** Start of MATERIAL FOR THIS EXERCISE **

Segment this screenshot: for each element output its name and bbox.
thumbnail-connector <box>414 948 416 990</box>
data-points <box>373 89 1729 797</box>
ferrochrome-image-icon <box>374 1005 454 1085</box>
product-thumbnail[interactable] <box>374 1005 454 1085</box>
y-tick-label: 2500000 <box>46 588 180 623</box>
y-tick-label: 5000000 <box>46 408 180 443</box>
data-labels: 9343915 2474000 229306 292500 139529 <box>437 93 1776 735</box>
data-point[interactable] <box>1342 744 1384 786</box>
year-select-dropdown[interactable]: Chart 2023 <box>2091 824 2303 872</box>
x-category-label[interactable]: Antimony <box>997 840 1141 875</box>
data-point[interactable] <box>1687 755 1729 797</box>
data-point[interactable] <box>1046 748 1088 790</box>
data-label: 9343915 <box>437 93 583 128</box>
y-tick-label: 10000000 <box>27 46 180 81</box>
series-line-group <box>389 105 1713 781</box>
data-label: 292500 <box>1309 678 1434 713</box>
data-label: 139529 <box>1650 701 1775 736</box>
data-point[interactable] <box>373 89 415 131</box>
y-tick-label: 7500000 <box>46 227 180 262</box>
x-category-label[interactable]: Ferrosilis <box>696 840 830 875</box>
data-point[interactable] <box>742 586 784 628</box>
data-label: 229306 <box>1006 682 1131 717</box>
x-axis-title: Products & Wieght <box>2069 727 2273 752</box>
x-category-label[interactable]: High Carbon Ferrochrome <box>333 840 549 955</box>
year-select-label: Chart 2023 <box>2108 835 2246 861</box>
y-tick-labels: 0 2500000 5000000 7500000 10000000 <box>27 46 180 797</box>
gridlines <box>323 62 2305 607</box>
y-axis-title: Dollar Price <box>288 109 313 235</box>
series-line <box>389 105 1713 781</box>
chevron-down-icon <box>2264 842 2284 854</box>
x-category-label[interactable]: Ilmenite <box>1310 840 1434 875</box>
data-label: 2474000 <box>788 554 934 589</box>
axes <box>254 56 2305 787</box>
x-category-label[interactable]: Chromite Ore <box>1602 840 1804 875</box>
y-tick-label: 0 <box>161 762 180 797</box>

** End of MATERIAL FOR THIS EXERCISE **

Retype everything from the first line above down to the line containing "ferrochrome-image-icon <box>374 1005", including that line, with no changes.

Segment this screenshot: for each element output its name and bbox.
thumbnail-connector <box>414 948 416 990</box>
data-points <box>373 89 1729 797</box>
ferrochrome-image-icon <box>374 1005 454 1085</box>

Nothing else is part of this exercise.